#### Dataset rows about figures
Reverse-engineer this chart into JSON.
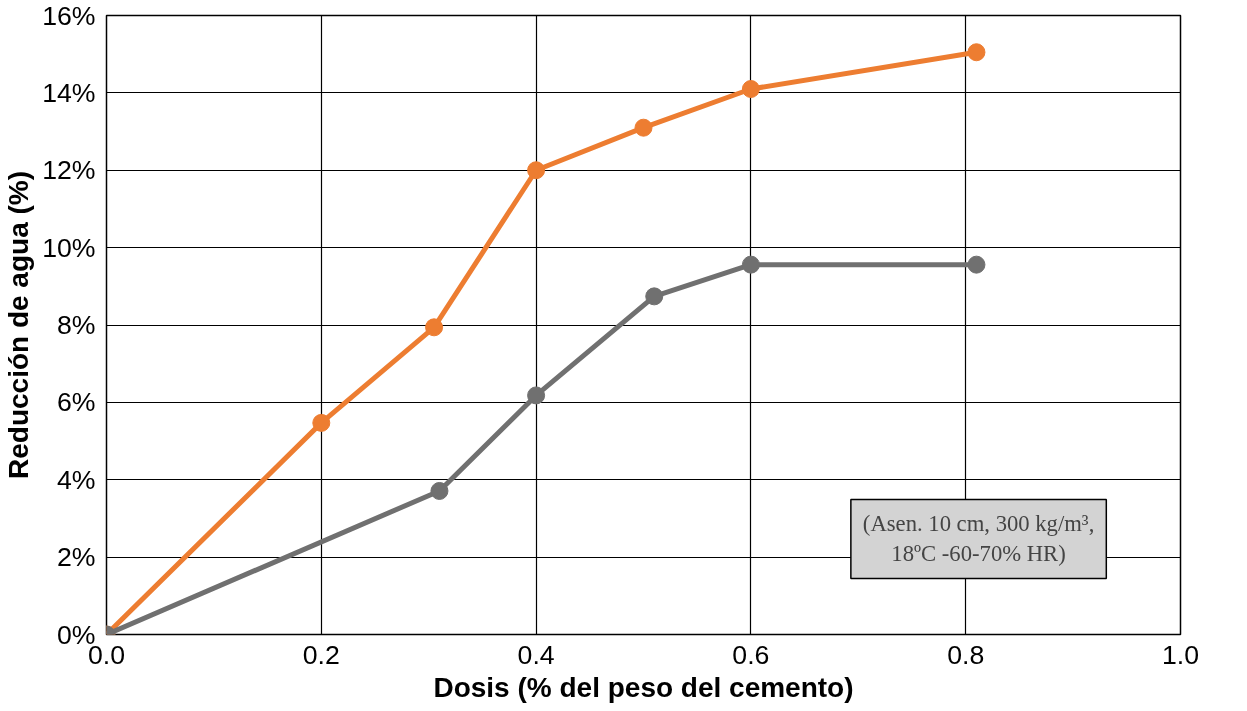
{
  "chart_data": {
    "type": "line",
    "xlabel": "Dosis (% del peso del cemento)",
    "ylabel": "Reducción de agua (%)",
    "xlim": [
      0,
      1.0
    ],
    "ylim": [
      0,
      16
    ],
    "xticks": [
      {
        "value": 0,
        "label": "0.0"
      },
      {
        "value": 0.2,
        "label": "0.2"
      },
      {
        "value": 0.4,
        "label": "0.4"
      },
      {
        "value": 0.6,
        "label": "0.6"
      },
      {
        "value": 0.8,
        "label": "0.8"
      },
      {
        "value": 1.0,
        "label": "1.0"
      }
    ],
    "yticks": [
      {
        "value": 0,
        "label": "0%"
      },
      {
        "value": 2,
        "label": "2%"
      },
      {
        "value": 4,
        "label": "4%"
      },
      {
        "value": 6,
        "label": "6%"
      },
      {
        "value": 8,
        "label": "8%"
      },
      {
        "value": 10,
        "label": "10%"
      },
      {
        "value": 12,
        "label": "12%"
      },
      {
        "value": 14,
        "label": "14%"
      },
      {
        "value": 16,
        "label": "16%"
      }
    ],
    "grid": true,
    "marker": "circle",
    "line_style": "solid",
    "series": [
      {
        "color": "#ed7d31",
        "x": [
          0,
          0.2,
          0.305,
          0.4,
          0.5,
          0.6,
          0.81
        ],
        "values": [
          0,
          5.47,
          7.94,
          12.0,
          13.1,
          14.1,
          15.05
        ]
      },
      {
        "color": "#707070",
        "x": [
          0,
          0.31,
          0.4,
          0.51,
          0.6,
          0.81
        ],
        "values": [
          0,
          3.71,
          6.18,
          8.74,
          9.56,
          9.56
        ]
      }
    ],
    "annotations": [
      "(Asen. 10 cm, 300 kg/m³,\n18ºC -60-70% HR)"
    ]
  }
}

#### Direction
Output every entry exactly as given; pictures are not part of the copy.

#### Full output
Reverse-engineer this chart into JSON.
{
  "chart_data": {
    "type": "line",
    "xlabel": "Dosis (% del peso del cemento)",
    "ylabel": "Reducción de agua (%)",
    "xlim": [
      0,
      1.0
    ],
    "ylim": [
      0,
      16
    ],
    "xticks": [
      {
        "value": 0,
        "label": "0.0"
      },
      {
        "value": 0.2,
        "label": "0.2"
      },
      {
        "value": 0.4,
        "label": "0.4"
      },
      {
        "value": 0.6,
        "label": "0.6"
      },
      {
        "value": 0.8,
        "label": "0.8"
      },
      {
        "value": 1.0,
        "label": "1.0"
      }
    ],
    "yticks": [
      {
        "value": 0,
        "label": "0%"
      },
      {
        "value": 2,
        "label": "2%"
      },
      {
        "value": 4,
        "label": "4%"
      },
      {
        "value": 6,
        "label": "6%"
      },
      {
        "value": 8,
        "label": "8%"
      },
      {
        "value": 10,
        "label": "10%"
      },
      {
        "value": 12,
        "label": "12%"
      },
      {
        "value": 14,
        "label": "14%"
      },
      {
        "value": 16,
        "label": "16%"
      }
    ],
    "grid": true,
    "marker": "circle",
    "line_style": "solid",
    "series": [
      {
        "color": "#ed7d31",
        "x": [
          0,
          0.2,
          0.305,
          0.4,
          0.5,
          0.6,
          0.81
        ],
        "values": [
          0,
          5.47,
          7.94,
          12.0,
          13.1,
          14.1,
          15.05
        ]
      },
      {
        "color": "#707070",
        "x": [
          0,
          0.31,
          0.4,
          0.51,
          0.6,
          0.81
        ],
        "values": [
          0,
          3.71,
          6.18,
          8.74,
          9.56,
          9.56
        ]
      }
    ],
    "annotations": [
      "(Asen. 10 cm, 300 kg/m³,\n18ºC -60-70% HR)"
    ]
  }
}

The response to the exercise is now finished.